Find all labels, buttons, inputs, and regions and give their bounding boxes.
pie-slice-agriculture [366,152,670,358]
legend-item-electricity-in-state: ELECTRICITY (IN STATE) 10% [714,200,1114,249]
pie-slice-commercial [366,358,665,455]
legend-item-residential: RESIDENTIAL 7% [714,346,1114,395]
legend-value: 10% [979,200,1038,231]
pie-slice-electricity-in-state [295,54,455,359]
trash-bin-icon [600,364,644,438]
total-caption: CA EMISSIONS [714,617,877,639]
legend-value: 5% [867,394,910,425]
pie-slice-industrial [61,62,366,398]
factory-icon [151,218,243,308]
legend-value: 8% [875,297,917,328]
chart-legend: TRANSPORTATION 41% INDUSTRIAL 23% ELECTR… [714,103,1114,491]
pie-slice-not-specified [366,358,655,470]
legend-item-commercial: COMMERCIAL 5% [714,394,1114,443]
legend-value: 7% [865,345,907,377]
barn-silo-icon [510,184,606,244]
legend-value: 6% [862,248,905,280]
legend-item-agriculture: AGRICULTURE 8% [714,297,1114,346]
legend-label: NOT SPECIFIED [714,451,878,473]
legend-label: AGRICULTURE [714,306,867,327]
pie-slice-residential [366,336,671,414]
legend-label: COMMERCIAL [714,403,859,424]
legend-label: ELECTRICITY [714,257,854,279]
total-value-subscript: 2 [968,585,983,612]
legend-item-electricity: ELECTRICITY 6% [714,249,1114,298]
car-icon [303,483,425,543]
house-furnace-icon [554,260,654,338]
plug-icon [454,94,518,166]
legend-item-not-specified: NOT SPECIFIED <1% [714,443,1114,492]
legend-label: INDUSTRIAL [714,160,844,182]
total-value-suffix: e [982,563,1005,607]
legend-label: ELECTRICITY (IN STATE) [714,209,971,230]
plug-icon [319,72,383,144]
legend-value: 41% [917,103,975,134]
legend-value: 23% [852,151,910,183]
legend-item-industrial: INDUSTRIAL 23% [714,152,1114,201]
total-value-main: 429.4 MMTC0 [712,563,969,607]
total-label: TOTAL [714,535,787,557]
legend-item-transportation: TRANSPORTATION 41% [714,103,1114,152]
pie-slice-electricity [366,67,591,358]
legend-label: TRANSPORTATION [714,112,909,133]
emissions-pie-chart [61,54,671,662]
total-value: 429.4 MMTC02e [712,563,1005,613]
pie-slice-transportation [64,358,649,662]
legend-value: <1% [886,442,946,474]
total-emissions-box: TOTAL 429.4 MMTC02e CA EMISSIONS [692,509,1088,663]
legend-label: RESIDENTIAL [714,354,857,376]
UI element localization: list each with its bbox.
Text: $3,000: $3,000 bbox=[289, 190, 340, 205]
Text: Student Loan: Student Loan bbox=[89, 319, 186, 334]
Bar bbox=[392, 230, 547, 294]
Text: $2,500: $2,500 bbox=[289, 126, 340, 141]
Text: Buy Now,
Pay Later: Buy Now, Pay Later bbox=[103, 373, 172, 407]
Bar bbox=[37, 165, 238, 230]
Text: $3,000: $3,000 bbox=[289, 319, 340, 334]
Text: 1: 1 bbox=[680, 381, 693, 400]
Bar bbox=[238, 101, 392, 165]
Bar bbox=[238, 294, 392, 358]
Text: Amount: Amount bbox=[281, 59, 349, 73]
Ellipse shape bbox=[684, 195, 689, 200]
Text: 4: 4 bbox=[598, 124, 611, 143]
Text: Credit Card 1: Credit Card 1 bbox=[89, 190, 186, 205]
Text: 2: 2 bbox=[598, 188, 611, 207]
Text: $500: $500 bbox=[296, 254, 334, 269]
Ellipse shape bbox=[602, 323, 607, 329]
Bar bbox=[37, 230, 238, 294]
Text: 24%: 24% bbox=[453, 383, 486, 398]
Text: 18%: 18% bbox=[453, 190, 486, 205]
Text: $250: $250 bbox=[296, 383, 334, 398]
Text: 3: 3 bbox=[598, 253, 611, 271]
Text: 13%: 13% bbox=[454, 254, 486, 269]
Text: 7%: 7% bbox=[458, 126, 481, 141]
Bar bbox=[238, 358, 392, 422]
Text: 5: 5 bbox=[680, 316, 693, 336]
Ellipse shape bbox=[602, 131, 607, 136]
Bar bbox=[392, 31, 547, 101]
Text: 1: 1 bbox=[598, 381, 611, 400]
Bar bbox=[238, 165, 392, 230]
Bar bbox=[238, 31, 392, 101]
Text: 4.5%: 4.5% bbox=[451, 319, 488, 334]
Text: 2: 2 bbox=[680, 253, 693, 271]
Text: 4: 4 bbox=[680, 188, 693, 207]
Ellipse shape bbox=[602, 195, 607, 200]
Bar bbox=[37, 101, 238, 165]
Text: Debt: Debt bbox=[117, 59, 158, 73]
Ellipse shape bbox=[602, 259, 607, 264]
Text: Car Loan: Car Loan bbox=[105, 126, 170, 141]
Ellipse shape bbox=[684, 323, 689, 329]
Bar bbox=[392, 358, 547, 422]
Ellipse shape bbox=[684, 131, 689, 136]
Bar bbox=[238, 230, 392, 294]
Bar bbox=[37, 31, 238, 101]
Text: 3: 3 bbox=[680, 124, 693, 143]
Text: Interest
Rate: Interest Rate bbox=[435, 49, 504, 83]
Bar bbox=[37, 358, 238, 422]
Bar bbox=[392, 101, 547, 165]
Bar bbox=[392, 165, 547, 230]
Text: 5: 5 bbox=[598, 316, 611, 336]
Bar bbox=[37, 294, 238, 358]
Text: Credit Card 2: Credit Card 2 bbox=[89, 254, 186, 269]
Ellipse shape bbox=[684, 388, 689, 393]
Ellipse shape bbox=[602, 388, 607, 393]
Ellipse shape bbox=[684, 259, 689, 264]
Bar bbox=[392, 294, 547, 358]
■ ■ ■ ■ ■
Written task:
Copy out the records word for word from their first line down to and including the line that holds "chart-legend: TRANSPORTATION 41%".

Reply:
Find all labels, buttons, inputs, and regions and give their bounding boxes.
pie-slice-agriculture [366,152,670,358]
legend-item-electricity-in-state: ELECTRICITY (IN STATE) 10% [714,200,1114,249]
pie-slice-commercial [366,358,665,455]
legend-item-residential: RESIDENTIAL 7% [714,346,1114,395]
legend-value: 10% [979,200,1038,231]
pie-slice-electricity-in-state [295,54,455,359]
trash-bin-icon [600,364,644,438]
total-caption: CA EMISSIONS [714,617,877,639]
legend-value: 5% [867,394,910,425]
pie-slice-industrial [61,62,366,398]
factory-icon [151,218,243,308]
legend-value: 8% [875,297,917,328]
chart-legend: TRANSPORTATION 41% INDUSTRIAL 23% ELECTR… [714,103,1114,491]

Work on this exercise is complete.